● Goal:
Retype the listing character for character, starting with its first line and going on through the line containing "header-description: 示例与说明 [172,401,801,434]".

[Element and region data]
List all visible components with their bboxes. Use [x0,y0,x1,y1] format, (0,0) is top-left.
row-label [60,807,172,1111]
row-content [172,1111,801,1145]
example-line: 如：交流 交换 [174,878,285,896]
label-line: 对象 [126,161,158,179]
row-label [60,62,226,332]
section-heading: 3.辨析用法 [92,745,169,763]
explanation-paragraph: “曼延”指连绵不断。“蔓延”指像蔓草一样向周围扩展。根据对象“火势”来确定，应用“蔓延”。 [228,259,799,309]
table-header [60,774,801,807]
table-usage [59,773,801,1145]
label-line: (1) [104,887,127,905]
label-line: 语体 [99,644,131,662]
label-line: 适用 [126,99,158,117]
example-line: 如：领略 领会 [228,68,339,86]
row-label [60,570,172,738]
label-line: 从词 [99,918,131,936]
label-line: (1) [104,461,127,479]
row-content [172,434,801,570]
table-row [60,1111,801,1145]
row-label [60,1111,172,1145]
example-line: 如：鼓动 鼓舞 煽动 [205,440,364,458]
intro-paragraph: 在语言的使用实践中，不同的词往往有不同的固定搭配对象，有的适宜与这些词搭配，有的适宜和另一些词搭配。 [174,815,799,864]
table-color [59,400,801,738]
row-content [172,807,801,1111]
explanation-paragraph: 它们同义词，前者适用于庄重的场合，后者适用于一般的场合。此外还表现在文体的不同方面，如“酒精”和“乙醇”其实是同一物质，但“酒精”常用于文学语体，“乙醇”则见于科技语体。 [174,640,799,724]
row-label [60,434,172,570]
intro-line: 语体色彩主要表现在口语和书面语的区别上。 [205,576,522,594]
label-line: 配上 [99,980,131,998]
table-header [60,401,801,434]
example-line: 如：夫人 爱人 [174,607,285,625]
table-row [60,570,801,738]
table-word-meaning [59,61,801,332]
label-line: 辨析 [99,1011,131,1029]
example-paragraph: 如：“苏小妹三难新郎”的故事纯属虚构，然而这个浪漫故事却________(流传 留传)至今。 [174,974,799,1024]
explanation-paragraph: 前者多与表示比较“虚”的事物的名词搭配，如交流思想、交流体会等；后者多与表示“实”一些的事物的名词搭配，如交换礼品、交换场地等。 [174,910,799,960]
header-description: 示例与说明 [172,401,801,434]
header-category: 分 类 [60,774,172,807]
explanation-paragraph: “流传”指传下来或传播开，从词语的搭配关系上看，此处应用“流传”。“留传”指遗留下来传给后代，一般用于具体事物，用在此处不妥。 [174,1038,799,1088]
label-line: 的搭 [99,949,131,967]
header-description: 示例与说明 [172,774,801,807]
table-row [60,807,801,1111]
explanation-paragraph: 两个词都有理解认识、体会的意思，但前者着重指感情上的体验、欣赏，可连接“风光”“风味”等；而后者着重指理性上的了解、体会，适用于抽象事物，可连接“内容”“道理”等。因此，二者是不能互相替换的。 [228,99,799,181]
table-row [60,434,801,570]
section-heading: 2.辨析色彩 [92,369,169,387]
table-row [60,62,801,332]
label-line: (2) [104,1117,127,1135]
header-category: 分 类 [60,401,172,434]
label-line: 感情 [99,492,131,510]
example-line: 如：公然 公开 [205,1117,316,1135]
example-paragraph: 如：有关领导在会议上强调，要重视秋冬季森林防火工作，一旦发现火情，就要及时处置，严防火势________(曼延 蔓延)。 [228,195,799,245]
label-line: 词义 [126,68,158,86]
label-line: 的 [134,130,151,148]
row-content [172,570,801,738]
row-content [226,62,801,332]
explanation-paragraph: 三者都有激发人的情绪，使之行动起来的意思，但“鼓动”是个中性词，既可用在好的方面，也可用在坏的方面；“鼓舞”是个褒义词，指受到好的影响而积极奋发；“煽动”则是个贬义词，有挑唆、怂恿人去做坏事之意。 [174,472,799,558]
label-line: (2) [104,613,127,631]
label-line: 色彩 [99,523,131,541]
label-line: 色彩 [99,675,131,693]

● Complete output:
List all visible components with their bboxes. Use [x0,y0,x1,y1] format, (0,0) is top-left.
row-label [60,807,172,1111]
row-content [172,1111,801,1145]
example-line: 如：交流 交换 [174,878,285,896]
label-line: 对象 [126,161,158,179]
row-label [60,62,226,332]
section-heading: 3.辨析用法 [92,745,169,763]
explanation-paragraph: “曼延”指连绵不断。“蔓延”指像蔓草一样向周围扩展。根据对象“火势”来确定，应用“蔓延”。 [228,259,799,309]
table-header [60,774,801,807]
table-usage [59,773,801,1145]
label-line: (1) [104,887,127,905]
label-line: 语体 [99,644,131,662]
label-line: 适用 [126,99,158,117]
example-line: 如：领略 领会 [228,68,339,86]
row-label [60,570,172,738]
label-line: 从词 [99,918,131,936]
label-line: (1) [104,461,127,479]
row-content [172,434,801,570]
table-row [60,1111,801,1145]
row-label [60,1111,172,1145]
example-line: 如：鼓动 鼓舞 煽动 [205,440,364,458]
intro-paragraph: 在语言的使用实践中，不同的词往往有不同的固定搭配对象，有的适宜与这些词搭配，有的适宜和另一些词搭配。 [174,815,799,864]
table-color [59,400,801,738]
row-content [172,807,801,1111]
explanation-paragraph: 它们同义词，前者适用于庄重的场合，后者适用于一般的场合。此外还表现在文体的不同方面，如“酒精”和“乙醇”其实是同一物质，但“酒精”常用于文学语体，“乙醇”则见于科技语体。 [174,640,799,724]
row-label [60,434,172,570]
intro-line: 语体色彩主要表现在口语和书面语的区别上。 [205,576,522,594]
label-line: 配上 [99,980,131,998]
table-header [60,401,801,434]
example-line: 如：夫人 爱人 [174,607,285,625]
table-row [60,570,801,738]
table-word-meaning [59,61,801,332]
label-line: 辨析 [99,1011,131,1029]
example-paragraph: 如：“苏小妹三难新郎”的故事纯属虚构，然而这个浪漫故事却________(流传 留传)至今。 [174,974,799,1024]
explanation-paragraph: 前者多与表示比较“虚”的事物的名词搭配，如交流思想、交流体会等；后者多与表示“实”一些的事物的名词搭配，如交换礼品、交换场地等。 [174,910,799,960]
header-description: 示例与说明 [172,401,801,434]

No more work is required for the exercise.